Written problem
Restate the full listing word for word and leave the pictures out.

[Start Provided entries]

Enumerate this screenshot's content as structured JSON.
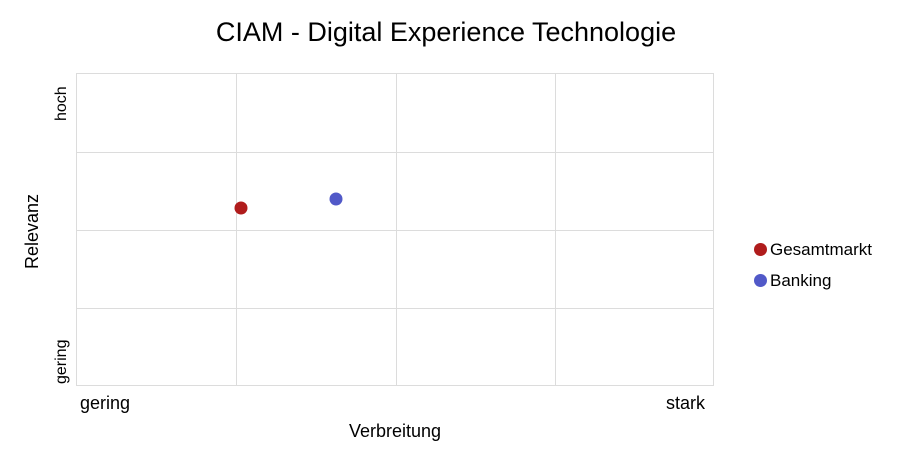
{
  "chart_data": {
    "type": "scatter",
    "title": "CIAM - Digital Experience Technologie",
    "xlabel": "Verbreitung",
    "ylabel": "Relevanz",
    "x_tick_labels": {
      "min": "gering",
      "max": "stark"
    },
    "y_tick_labels": {
      "min": "gering",
      "max": "hoch"
    },
    "xlim": [
      0,
      1
    ],
    "ylim": [
      0,
      1
    ],
    "grid": {
      "on": true,
      "columns": 4,
      "rows": 4
    },
    "legend_position": "right",
    "series": [
      {
        "name": "Gesamtmarkt",
        "color": "#b01c1c",
        "points": [
          {
            "x": 0.257,
            "y": 0.572
          }
        ]
      },
      {
        "name": "Banking",
        "color": "#5159c8",
        "points": [
          {
            "x": 0.406,
            "y": 0.601
          }
        ]
      }
    ]
  },
  "legend": [
    {
      "label": "Gesamtmarkt",
      "color": "#b01c1c"
    },
    {
      "label": "Banking",
      "color": "#5159c8"
    }
  ]
}
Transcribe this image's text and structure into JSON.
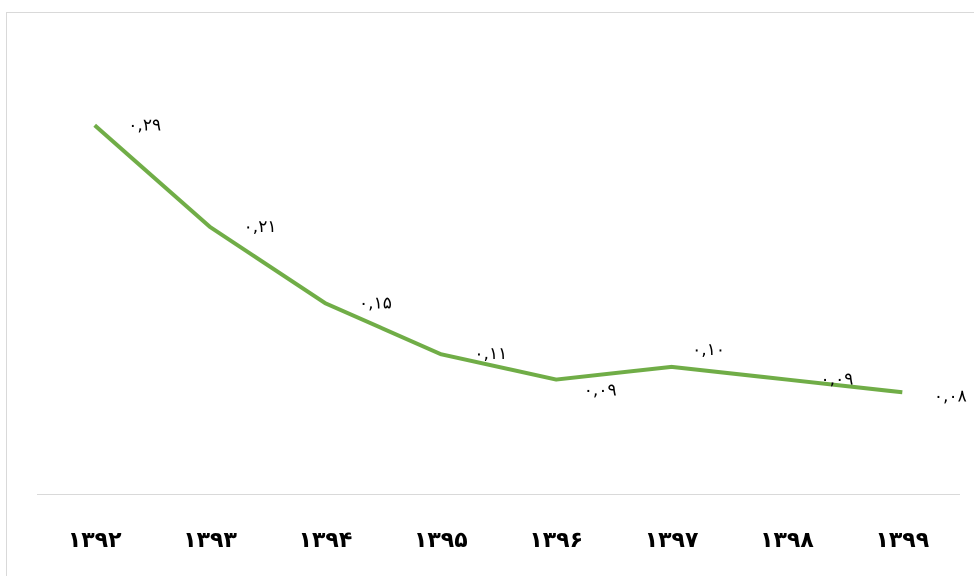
{
  "chart_data": {
    "type": "line",
    "categories": [
      "۱۳۹۲",
      "۱۳۹۳",
      "۱۳۹۴",
      "۱۳۹۵",
      "۱۳۹۶",
      "۱۳۹۷",
      "۱۳۹۸",
      "۱۳۹۹"
    ],
    "values": [
      0.29,
      0.21,
      0.15,
      0.11,
      0.09,
      0.1,
      0.09,
      0.08
    ],
    "value_labels": [
      "۰,۲۹",
      "۰,۲۱",
      "۰,۱۵",
      "۰,۱۱",
      "۰,۰۹",
      "۰,۱۰",
      "۰,۰۹",
      "۰,۰۸"
    ],
    "color": "#70ad47",
    "ylim": [
      0,
      0.35
    ]
  }
}
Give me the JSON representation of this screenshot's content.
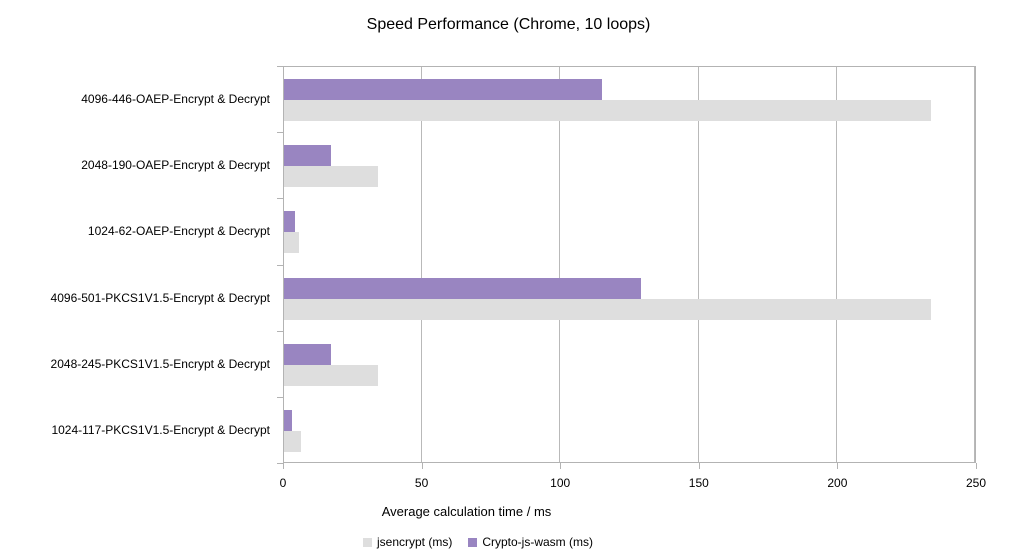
{
  "chart_data": {
    "type": "bar",
    "orientation": "horizontal",
    "title": "Speed Performance (Chrome, 10 loops)",
    "xlabel": "Average calculation time / ms",
    "ylabel": "",
    "xlim": [
      0,
      250
    ],
    "xticks": [
      0,
      50,
      100,
      150,
      200,
      250
    ],
    "grid": true,
    "legend_position": "bottom",
    "categories": [
      "4096-446-OAEP-Encrypt & Decrypt",
      "2048-190-OAEP-Encrypt & Decrypt",
      "1024-62-OAEP-Encrypt & Decrypt",
      "4096-501-PKCS1V1.5-Encrypt & Decrypt",
      "2048-245-PKCS1V1.5-Encrypt & Decrypt",
      "1024-117-PKCS1V1.5-Encrypt & Decrypt"
    ],
    "series": [
      {
        "name": "jsencrypt (ms)",
        "color": "#dedede",
        "values": [
          234,
          34,
          5.5,
          234,
          34,
          6
        ]
      },
      {
        "name": "Crypto-js-wasm (ms)",
        "color": "#9985c1",
        "values": [
          115,
          17,
          4,
          129,
          17,
          3
        ]
      }
    ],
    "colors": {
      "grid": "#b9b9b9",
      "axis": "#b3b3b3",
      "text": "#000000"
    }
  }
}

[End Provided entries]

Final result
Enumerate this screenshot's content as structured JSON.
{
  "chart_data": {
    "type": "scatter",
    "title": "CIAM - Digital Experience Technologie",
    "xlabel": "Verbreitung",
    "ylabel": "Relevanz",
    "x_tick_labels": {
      "min": "gering",
      "max": "stark"
    },
    "y_tick_labels": {
      "min": "gering",
      "max": "hoch"
    },
    "xlim": [
      0,
      1
    ],
    "ylim": [
      0,
      1
    ],
    "grid": {
      "on": true,
      "columns": 4,
      "rows": 4
    },
    "legend_position": "right",
    "series": [
      {
        "name": "Gesamtmarkt",
        "color": "#b01c1c",
        "points": [
          {
            "x": 0.257,
            "y": 0.572
          }
        ]
      },
      {
        "name": "Banking",
        "color": "#5159c8",
        "points": [
          {
            "x": 0.406,
            "y": 0.601
          }
        ]
      }
    ]
  },
  "legend": [
    {
      "label": "Gesamtmarkt",
      "color": "#b01c1c"
    },
    {
      "label": "Banking",
      "color": "#5159c8"
    }
  ]
}
Transcribe this image's text and structure into JSON.
{
  "chart_data": {
    "type": "line",
    "categories": [
      "۱۳۹۲",
      "۱۳۹۳",
      "۱۳۹۴",
      "۱۳۹۵",
      "۱۳۹۶",
      "۱۳۹۷",
      "۱۳۹۸",
      "۱۳۹۹"
    ],
    "values": [
      0.29,
      0.21,
      0.15,
      0.11,
      0.09,
      0.1,
      0.09,
      0.08
    ],
    "value_labels": [
      "۰,۲۹",
      "۰,۲۱",
      "۰,۱۵",
      "۰,۱۱",
      "۰,۰۹",
      "۰,۱۰",
      "۰,۰۹",
      "۰,۰۸"
    ],
    "color": "#70ad47",
    "ylim": [
      0,
      0.35
    ]
  }
}
Give me the JSON representation of this screenshot's content.
{
  "chart_data": {
    "type": "bar",
    "orientation": "horizontal",
    "title": "Speed Performance (Chrome, 10 loops)",
    "xlabel": "Average calculation time / ms",
    "ylabel": "",
    "xlim": [
      0,
      250
    ],
    "xticks": [
      0,
      50,
      100,
      150,
      200,
      250
    ],
    "grid": true,
    "legend_position": "bottom",
    "categories": [
      "4096-446-OAEP-Encrypt & Decrypt",
      "2048-190-OAEP-Encrypt & Decrypt",
      "1024-62-OAEP-Encrypt & Decrypt",
      "4096-501-PKCS1V1.5-Encrypt & Decrypt",
      "2048-245-PKCS1V1.5-Encrypt & Decrypt",
      "1024-117-PKCS1V1.5-Encrypt & Decrypt"
    ],
    "series": [
      {
        "name": "jsencrypt (ms)",
        "color": "#dedede",
        "values": [
          234,
          34,
          5.5,
          234,
          34,
          6
        ]
      },
      {
        "name": "Crypto-js-wasm (ms)",
        "color": "#9985c1",
        "values": [
          115,
          17,
          4,
          129,
          17,
          3
        ]
      }
    ],
    "colors": {
      "grid": "#b9b9b9",
      "axis": "#b3b3b3",
      "text": "#000000"
    }
  }
}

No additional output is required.